- [Available data]:
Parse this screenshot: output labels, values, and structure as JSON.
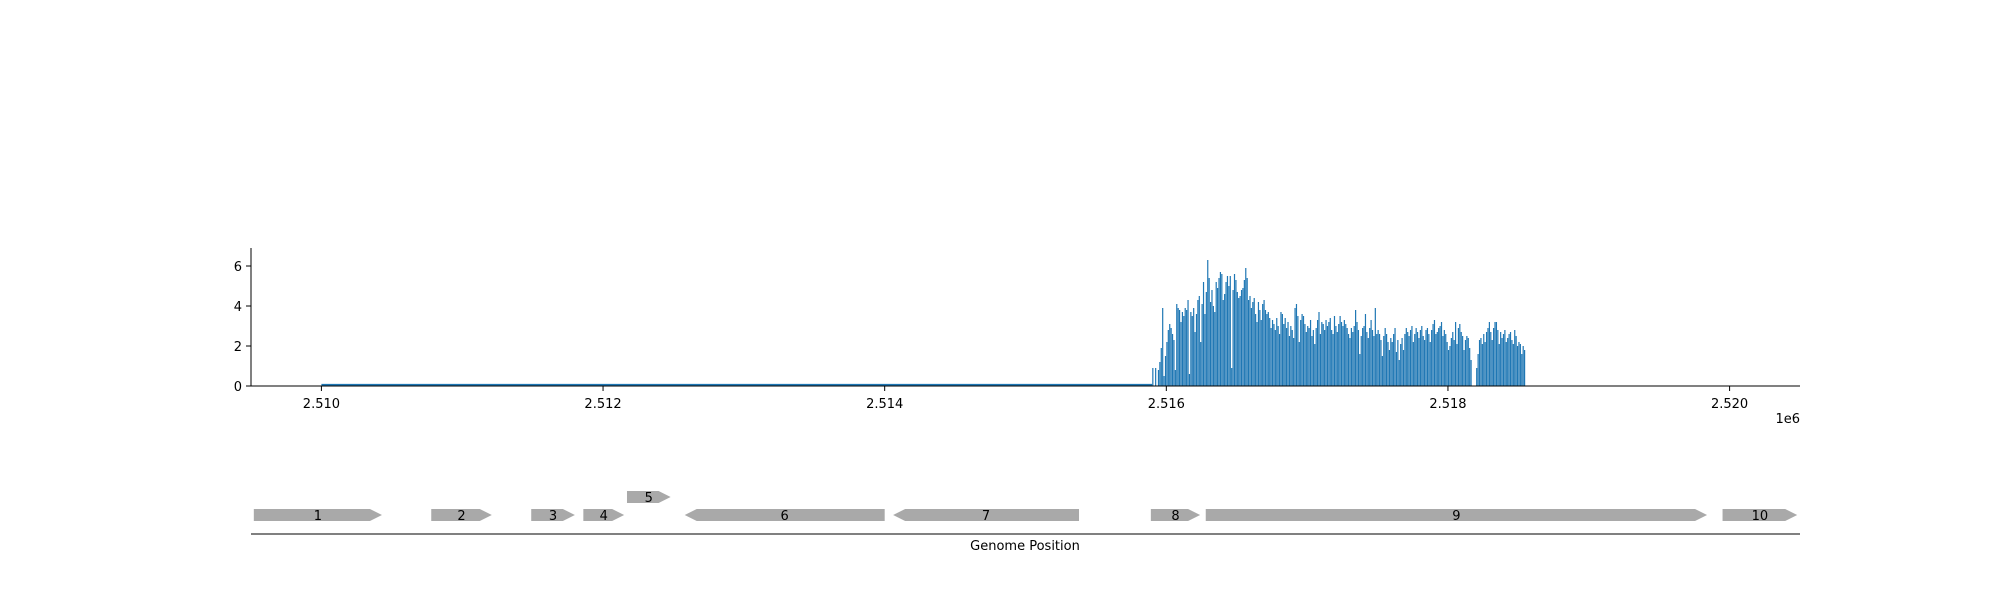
{
  "chart_data": [
    {
      "type": "bar",
      "title": "",
      "xlabel": "",
      "ylabel": "",
      "xlim": [
        2509500,
        2520500
      ],
      "ylim": [
        0,
        6.9
      ],
      "x_offset_label": "1e6",
      "x_ticks": [
        2510000,
        2512000,
        2514000,
        2516000,
        2518000,
        2520000
      ],
      "x_tick_labels": [
        "2.510",
        "2.512",
        "2.514",
        "2.516",
        "2.518",
        "2.520"
      ],
      "y_ticks": [
        0,
        2,
        4,
        6
      ],
      "y_tick_labels": [
        "0",
        "2",
        "4",
        "6"
      ],
      "bar_color": "#1f77b4",
      "baseline_segment": [
        2510000,
        2515900
      ],
      "series": [
        {
          "x_start": 2515900,
          "x_step": 10,
          "values": [
            0.9,
            0,
            0.9,
            0,
            0.8,
            1.2,
            1.9,
            3.9,
            0.5,
            1.5,
            2.2,
            2.8,
            3.1,
            2.9,
            2.6,
            2.3,
            0.8,
            4.1,
            3.9,
            3.8,
            3.2,
            3.7,
            3.5,
            3.9,
            3.8,
            4.3,
            0.6,
            3.7,
            3.5,
            3.9,
            2.7,
            3.6,
            4.3,
            4.5,
            2.2,
            4.1,
            5.2,
            3.6,
            4.7,
            6.3,
            5.4,
            4.2,
            4.8,
            4.0,
            3.7,
            5.2,
            4.9,
            5.4,
            5.7,
            5.6,
            4.3,
            4.6,
            5.2,
            5.5,
            5.0,
            5.5,
            0.9,
            4.8,
            5.6,
            5.3,
            4.7,
            4.4,
            4.5,
            4.8,
            4.9,
            5.3,
            5.9,
            5.4,
            4.3,
            4.5,
            3.9,
            4.2,
            4.4,
            3.6,
            3.2,
            4.2,
            3.8,
            3.3,
            4.1,
            4.3,
            3.8,
            3.6,
            3.7,
            3.4,
            2.9,
            3.3,
            3.1,
            2.8,
            3.4,
            3.0,
            2.6,
            3.7,
            3.6,
            3.1,
            3.4,
            2.9,
            3.2,
            2.5,
            3.0,
            2.8,
            2.4,
            3.9,
            4.1,
            3.5,
            2.2,
            3.3,
            3.6,
            3.5,
            3.1,
            2.7,
            3.0,
            2.9,
            3.3,
            2.5,
            2.8,
            2.1,
            2.9,
            3.3,
            3.7,
            2.6,
            3.2,
            3.1,
            2.8,
            3.3,
            3.0,
            3.2,
            3.4,
            2.8,
            2.6,
            3.5,
            3.0,
            2.7,
            3.1,
            3.5,
            3.2,
            3.0,
            3.3,
            3.1,
            2.9,
            2.6,
            2.4,
            2.9,
            2.7,
            3.0,
            3.8,
            3.2,
            2.8,
            1.6,
            2.5,
            2.9,
            3.0,
            3.6,
            2.7,
            2.4,
            2.9,
            3.3,
            2.8,
            2.5,
            3.9,
            2.6,
            2.8,
            2.6,
            2.3,
            1.5,
            2.5,
            2.9,
            2.6,
            2.2,
            1.8,
            2.4,
            2.2,
            2.6,
            2.9,
            1.7,
            2.3,
            1.3,
            2.1,
            2.4,
            1.8,
            2.6,
            2.9,
            2.7,
            2.5,
            2.8,
            3.0,
            2.2,
            2.6,
            2.9,
            2.7,
            2.4,
            2.8,
            3.0,
            2.5,
            2.3,
            2.8,
            2.9,
            2.6,
            2.2,
            2.8,
            3.1,
            3.3,
            2.6,
            2.7,
            2.9,
            3.0,
            3.2,
            2.5,
            2.8,
            2.6,
            2.2,
            1.8,
            2.0,
            2.4,
            2.7,
            2.3,
            3.2,
            2.1,
            2.9,
            3.1,
            2.7,
            2.5,
            1.8,
            2.3,
            2.5,
            2.4,
            1.9,
            1.3,
            0,
            0,
            0,
            0.9,
            1.6,
            2.3,
            2.4,
            2.1,
            2.6,
            2.2,
            2.7,
            2.9,
            3.2,
            2.7,
            2.3,
            2.9,
            3.2,
            3.2,
            2.8,
            2.1,
            2.7,
            2.4,
            2.6,
            2.8,
            2.2,
            2.4,
            2.6,
            2.7,
            2.3,
            2.1,
            2.8,
            2.5,
            2.0,
            2.2,
            2.1,
            1.6,
            2.0,
            1.8
          ]
        }
      ]
    },
    {
      "type": "gene_map",
      "xlabel": "Genome Position",
      "feature_color": "#a9a9a9",
      "features": [
        {
          "label": "1",
          "start": 2509520,
          "end": 2510430,
          "strand": "+",
          "row": 0
        },
        {
          "label": "2",
          "start": 2510780,
          "end": 2511210,
          "strand": "+",
          "row": 0
        },
        {
          "label": "3",
          "start": 2511490,
          "end": 2511800,
          "strand": "+",
          "row": 0
        },
        {
          "label": "4",
          "start": 2511860,
          "end": 2512150,
          "strand": "+",
          "row": 0
        },
        {
          "label": "5",
          "start": 2512170,
          "end": 2512480,
          "strand": "+",
          "row": 1
        },
        {
          "label": "6",
          "start": 2512580,
          "end": 2514000,
          "strand": "-",
          "row": 0
        },
        {
          "label": "7",
          "start": 2514060,
          "end": 2515380,
          "strand": "-",
          "row": 0
        },
        {
          "label": "8",
          "start": 2515890,
          "end": 2516240,
          "strand": "+",
          "row": 0
        },
        {
          "label": "9",
          "start": 2516280,
          "end": 2519840,
          "strand": "+",
          "row": 0
        },
        {
          "label": "10",
          "start": 2519950,
          "end": 2520480,
          "strand": "+",
          "row": 0
        }
      ]
    }
  ]
}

- [What the task requires]:
Before writing out the material above, please remove its pictures; everything else stays exact.

- [Answer area]:
Parse this screenshot: output labels, values, and structure as JSON.
{
  "chart_data": [
    {
      "type": "bar",
      "title": "",
      "xlabel": "",
      "ylabel": "",
      "xlim": [
        2509500,
        2520500
      ],
      "ylim": [
        0,
        6.9
      ],
      "x_offset_label": "1e6",
      "x_ticks": [
        2510000,
        2512000,
        2514000,
        2516000,
        2518000,
        2520000
      ],
      "x_tick_labels": [
        "2.510",
        "2.512",
        "2.514",
        "2.516",
        "2.518",
        "2.520"
      ],
      "y_ticks": [
        0,
        2,
        4,
        6
      ],
      "y_tick_labels": [
        "0",
        "2",
        "4",
        "6"
      ],
      "bar_color": "#1f77b4",
      "baseline_segment": [
        2510000,
        2515900
      ],
      "series": [
        {
          "x_start": 2515900,
          "x_step": 10,
          "values": [
            0.9,
            0,
            0.9,
            0,
            0.8,
            1.2,
            1.9,
            3.9,
            0.5,
            1.5,
            2.2,
            2.8,
            3.1,
            2.9,
            2.6,
            2.3,
            0.8,
            4.1,
            3.9,
            3.8,
            3.2,
            3.7,
            3.5,
            3.9,
            3.8,
            4.3,
            0.6,
            3.7,
            3.5,
            3.9,
            2.7,
            3.6,
            4.3,
            4.5,
            2.2,
            4.1,
            5.2,
            3.6,
            4.7,
            6.3,
            5.4,
            4.2,
            4.8,
            4.0,
            3.7,
            5.2,
            4.9,
            5.4,
            5.7,
            5.6,
            4.3,
            4.6,
            5.2,
            5.5,
            5.0,
            5.5,
            0.9,
            4.8,
            5.6,
            5.3,
            4.7,
            4.4,
            4.5,
            4.8,
            4.9,
            5.3,
            5.9,
            5.4,
            4.3,
            4.5,
            3.9,
            4.2,
            4.4,
            3.6,
            3.2,
            4.2,
            3.8,
            3.3,
            4.1,
            4.3,
            3.8,
            3.6,
            3.7,
            3.4,
            2.9,
            3.3,
            3.1,
            2.8,
            3.4,
            3.0,
            2.6,
            3.7,
            3.6,
            3.1,
            3.4,
            2.9,
            3.2,
            2.5,
            3.0,
            2.8,
            2.4,
            3.9,
            4.1,
            3.5,
            2.2,
            3.3,
            3.6,
            3.5,
            3.1,
            2.7,
            3.0,
            2.9,
            3.3,
            2.5,
            2.8,
            2.1,
            2.9,
            3.3,
            3.7,
            2.6,
            3.2,
            3.1,
            2.8,
            3.3,
            3.0,
            3.2,
            3.4,
            2.8,
            2.6,
            3.5,
            3.0,
            2.7,
            3.1,
            3.5,
            3.2,
            3.0,
            3.3,
            3.1,
            2.9,
            2.6,
            2.4,
            2.9,
            2.7,
            3.0,
            3.8,
            3.2,
            2.8,
            1.6,
            2.5,
            2.9,
            3.0,
            3.6,
            2.7,
            2.4,
            2.9,
            3.3,
            2.8,
            2.5,
            3.9,
            2.6,
            2.8,
            2.6,
            2.3,
            1.5,
            2.5,
            2.9,
            2.6,
            2.2,
            1.8,
            2.4,
            2.2,
            2.6,
            2.9,
            1.7,
            2.3,
            1.3,
            2.1,
            2.4,
            1.8,
            2.6,
            2.9,
            2.7,
            2.5,
            2.8,
            3.0,
            2.2,
            2.6,
            2.9,
            2.7,
            2.4,
            2.8,
            3.0,
            2.5,
            2.3,
            2.8,
            2.9,
            2.6,
            2.2,
            2.8,
            3.1,
            3.3,
            2.6,
            2.7,
            2.9,
            3.0,
            3.2,
            2.5,
            2.8,
            2.6,
            2.2,
            1.8,
            2.0,
            2.4,
            2.7,
            2.3,
            3.2,
            2.1,
            2.9,
            3.1,
            2.7,
            2.5,
            1.8,
            2.3,
            2.5,
            2.4,
            1.9,
            1.3,
            0,
            0,
            0,
            0.9,
            1.6,
            2.3,
            2.4,
            2.1,
            2.6,
            2.2,
            2.7,
            2.9,
            3.2,
            2.7,
            2.3,
            2.9,
            3.2,
            3.2,
            2.8,
            2.1,
            2.7,
            2.4,
            2.6,
            2.8,
            2.2,
            2.4,
            2.6,
            2.7,
            2.3,
            2.1,
            2.8,
            2.5,
            2.0,
            2.2,
            2.1,
            1.6,
            2.0,
            1.8
          ]
        }
      ]
    },
    {
      "type": "gene_map",
      "xlabel": "Genome Position",
      "feature_color": "#a9a9a9",
      "features": [
        {
          "label": "1",
          "start": 2509520,
          "end": 2510430,
          "strand": "+",
          "row": 0
        },
        {
          "label": "2",
          "start": 2510780,
          "end": 2511210,
          "strand": "+",
          "row": 0
        },
        {
          "label": "3",
          "start": 2511490,
          "end": 2511800,
          "strand": "+",
          "row": 0
        },
        {
          "label": "4",
          "start": 2511860,
          "end": 2512150,
          "strand": "+",
          "row": 0
        },
        {
          "label": "5",
          "start": 2512170,
          "end": 2512480,
          "strand": "+",
          "row": 1
        },
        {
          "label": "6",
          "start": 2512580,
          "end": 2514000,
          "strand": "-",
          "row": 0
        },
        {
          "label": "7",
          "start": 2514060,
          "end": 2515380,
          "strand": "-",
          "row": 0
        },
        {
          "label": "8",
          "start": 2515890,
          "end": 2516240,
          "strand": "+",
          "row": 0
        },
        {
          "label": "9",
          "start": 2516280,
          "end": 2519840,
          "strand": "+",
          "row": 0
        },
        {
          "label": "10",
          "start": 2519950,
          "end": 2520480,
          "strand": "+",
          "row": 0
        }
      ]
    }
  ]
}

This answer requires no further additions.